**STATED TASK:**
Reproduce the listing word for word. Skip any image.

**SUPPLIED ENTRIES:**
:::
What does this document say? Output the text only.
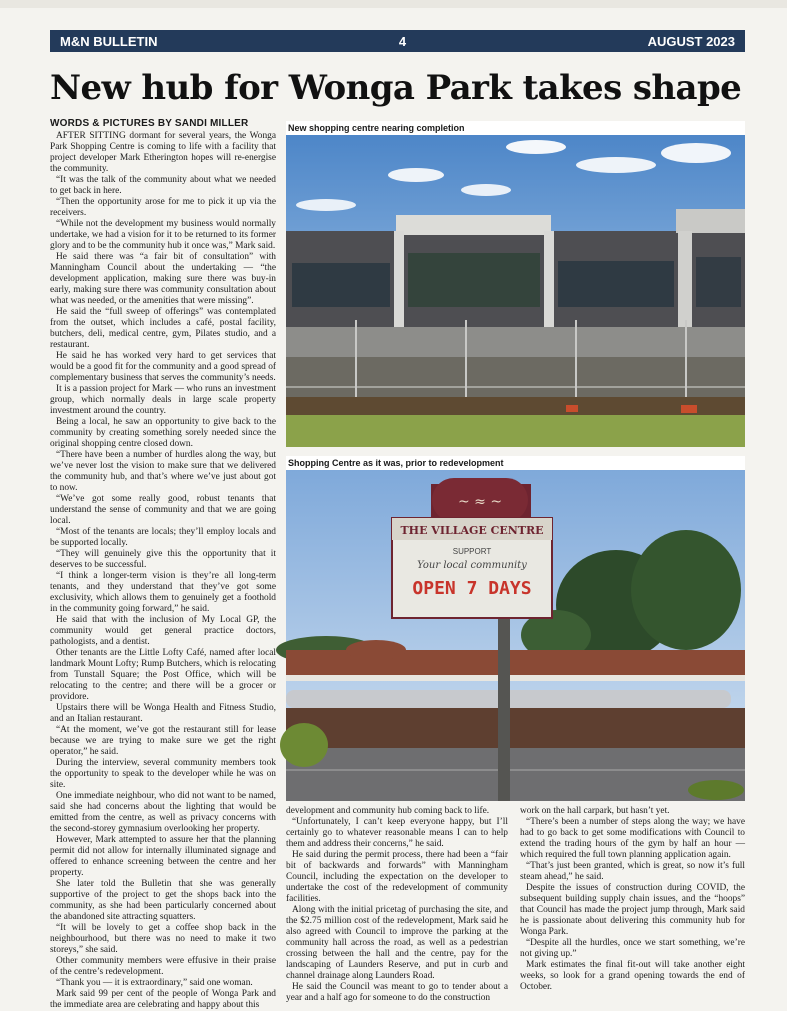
M&N BULLETIN	4	AUGUST 2023
New hub for Wonga Park takes shape
WORDS & PICTURES BY SANDI MILLER

AFTER SITTING dormant for several years, the Wonga Park Shopping Centre is coming to life with a facility that project developer Mark Etherington hopes will re-energise the community.

“It was the talk of the community about what we needed to get back in here.

“Then the opportunity arose for me to pick it up via the receivers.

“While not the development my business would normally undertake, we had a vision for it to be returned to its former glory and to be the community hub it once was,” Mark said.

He said there was “a fair bit of consultation” with Manningham Council about the undertaking — “the development application, making sure there was buy-in early, making sure there was community consultation about what was needed, or the amenities that were missing”.

He said the “full sweep of offerings” was contemplated from the outset, which includes a café, postal facility, butchers, deli, medical centre, gym, Pilates studio, and a restaurant.

He said he has worked very hard to get services that would be a good fit for the community and a good spread of complementary business that serves the community’s needs.

It is a passion project for Mark — who runs an investment group, which normally deals in large scale property investment around the country.

Being a local, he saw an opportunity to give back to the community by creating something sorely needed since the original shopping centre closed down.

“There have been a number of hurdles along the way, but we’ve never lost the vision to make sure that we delivered the community hub, and that’s where we’ve just about got to now.

“We’ve got some really good, robust tenants that understand the sense of community and that we are going local.

“Most of the tenants are locals; they’ll employ locals and be supported locally.

“They will genuinely give this the opportunity that it deserves to be successful.

“I think a longer-term vision is they’re all long-term tenants, and they understand that they’ve got some exclusivity, which allows them to genuinely get a foothold in the community going forward,” he said.

He said that with the inclusion of My Local GP, the community would get general practice doctors, pathologists, and a dentist.

Other tenants are the Little Lofty Café, named after local landmark Mount Lofty; Rump Butchers, which is relocating from Tunstall Square; the Post Office, which will be relocating to the centre; and there will be a grocer or providore.

Upstairs there will be Wonga Health and Fitness Studio, and an Italian restaurant.

“At the moment, we’ve got the restaurant still for lease because we are trying to make sure we get the right operator,” he said.

During the interview, several community members took the opportunity to speak to the developer while he was on site.

One immediate neighbour, who did not want to be named, said she had concerns about the lighting that would be emitted from the centre, as well as privacy concerns with the second-storey gymnasium overlooking her property.

However, Mark attempted to assure her that the planning permit did not allow for internally illuminated signage and offered to enhance screening between the centre and her property.

She later told the Bulletin that she was generally supportive of the project to get the shops back into the community, as she had been particularly concerned about the abandoned site attracting squatters.

“It will be lovely to get a coffee shop back in the neighbourhood, but there was no need to make it two storeys,” she said.

Other community members were effusive in their praise of the centre’s redevelopment.

“Thank you — it is extraordinary,” said one woman.

Mark said 99 per cent of the people of Wonga Park and the immediate area are celebrating and happy about this

New shopping centre nearing completion
Shopping Centre as it was, prior to redevelopment
~ ≈ ~
THE VILLAGE CENTRE
SUPPORT
Your local community
OPEN 7 DAYS

development and community hub coming back to life.

“Unfortunately, I can’t keep everyone happy, but I’ll certainly go to whatever reasonable means I can to help them and address their concerns,” he said.

He said during the permit process, there had been a “fair bit of backwards and forwards” with Manningham Council, including the expectation on the developer to undertake the cost of the redevelopment of community facilities.

Along with the initial pricetag of purchasing the site, and the $2.75 million cost of the redevelopment, Mark said he also agreed with Council to improve the parking at the community hall across the road, as well as a pedestrian crossing between the hall and the centre, pay for the landscaping of Launders Reserve, and put in curb and channel drainage along Launders Road.

He said the Council was meant to go to tender about a year and a half ago for someone to do the construction

work on the hall carpark, but hasn’t yet.

“There’s been a number of steps along the way; we have had to go back to get some modifications with Council to extend the trading hours of the gym by half an hour — which required the full town planning application again.

“That’s just been granted, which is great, so now it’s full steam ahead,” he said.

Despite the issues of construction during COVID, the subsequent building supply chain issues, and the “hoops” that Council has made the project jump through, Mark said he is passionate about delivering this community hub for Wonga Park.

“Despite all the hurdles, once we start something, we’re not giving up.”

Mark estimates the final fit-out will take another eight weeks, so look for a grand opening towards the end of October.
:::
**REPLY TO THE EXERCISE:**
What does this document say? Output the text only.
M&N BULLETIN	4	AUGUST 2023
New hub for Wonga Park takes shape
WORDS & PICTURES BY SANDI MILLER

AFTER SITTING dormant for several years, the Wonga Park Shopping Centre is coming to life with a facility that project developer Mark Etherington hopes will re-energise the community.

“It was the talk of the community about what we needed to get back in here.

“Then the opportunity arose for me to pick it up via the receivers.

“While not the development my business would normally undertake, we had a vision for it to be returned to its former glory and to be the community hub it once was,” Mark said.

He said there was “a fair bit of consultation” with Manningham Council about the undertaking — “the development application, making sure there was buy-in early, making sure there was community consultation about what was needed, or the amenities that were missing”.

He said the “full sweep of offerings” was contemplated from the outset, which includes a café, postal facility, butchers, deli, medical centre, gym, Pilates studio, and a restaurant.

He said he has worked very hard to get services that would be a good fit for the community and a good spread of complementary business that serves the community’s needs.

It is a passion project for Mark — who runs an investment group, which normally deals in large scale property investment around the country.

Being a local, he saw an opportunity to give back to the community by creating something sorely needed since the original shopping centre closed down.

“There have been a number of hurdles along the way, but we’ve never lost the vision to make sure that we delivered the community hub, and that’s where we’ve just about got to now.

“We’ve got some really good, robust tenants that understand the sense of community and that we are going local.

“Most of the tenants are locals; they’ll employ locals and be supported locally.

“They will genuinely give this the opportunity that it deserves to be successful.

“I think a longer-term vision is they’re all long-term tenants, and they understand that they’ve got some exclusivity, which allows them to genuinely get a foothold in the community going forward,” he said.

He said that with the inclusion of My Local GP, the community would get general practice doctors, pathologists, and a dentist.

Other tenants are the Little Lofty Café, named after local landmark Mount Lofty; Rump Butchers, which is relocating from Tunstall Square; the Post Office, which will be relocating to the centre; and there will be a grocer or providore.

Upstairs there will be Wonga Health and Fitness Studio, and an Italian restaurant.

“At the moment, we’ve got the restaurant still for lease because we are trying to make sure we get the right operator,” he said.

During the interview, several community members took the opportunity to speak to the developer while he was on site.

One immediate neighbour, who did not want to be named, said she had concerns about the lighting that would be emitted from the centre, as well as privacy concerns with the second-storey gymnasium overlooking her property.

However, Mark attempted to assure her that the planning permit did not allow for internally illuminated signage and offered to enhance screening between the centre and her property.

She later told the Bulletin that she was generally supportive of the project to get the shops back into the community, as she had been particularly concerned about the abandoned site attracting squatters.

“It will be lovely to get a coffee shop back in the neighbourhood, but there was no need to make it two storeys,” she said.

Other community members were effusive in their praise of the centre’s redevelopment.

“Thank you — it is extraordinary,” said one woman.

Mark said 99 per cent of the people of Wonga Park and the immediate area are celebrating and happy about this

New shopping centre nearing completion
Shopping Centre as it was, prior to redevelopment
~ ≈ ~
THE VILLAGE CENTRE
SUPPORT
Your local community
OPEN 7 DAYS

development and community hub coming back to life.

“Unfortunately, I can’t keep everyone happy, but I’ll certainly go to whatever reasonable means I can to help them and address their concerns,” he said.

He said during the permit process, there had been a “fair bit of backwards and forwards” with Manningham Council, including the expectation on the developer to undertake the cost of the redevelopment of community facilities.

Along with the initial pricetag of purchasing the site, and the $2.75 million cost of the redevelopment, Mark said he also agreed with Council to improve the parking at the community hall across the road, as well as a pedestrian crossing between the hall and the centre, pay for the landscaping of Launders Reserve, and put in curb and channel drainage along Launders Road.

He said the Council was meant to go to tender about a year and a half ago for someone to do the construction

work on the hall carpark, but hasn’t yet.

“There’s been a number of steps along the way; we have had to go back to get some modifications with Council to extend the trading hours of the gym by half an hour — which required the full town planning application again.

“That’s just been granted, which is great, so now it’s full steam ahead,” he said.

Despite the issues of construction during COVID, the subsequent building supply chain issues, and the “hoops” that Council has made the project jump through, Mark said he is passionate about delivering this community hub for Wonga Park.

“Despite all the hurdles, once we start something, we’re not giving up.”

Mark estimates the final fit-out will take another eight weeks, so look for a grand opening towards the end of October.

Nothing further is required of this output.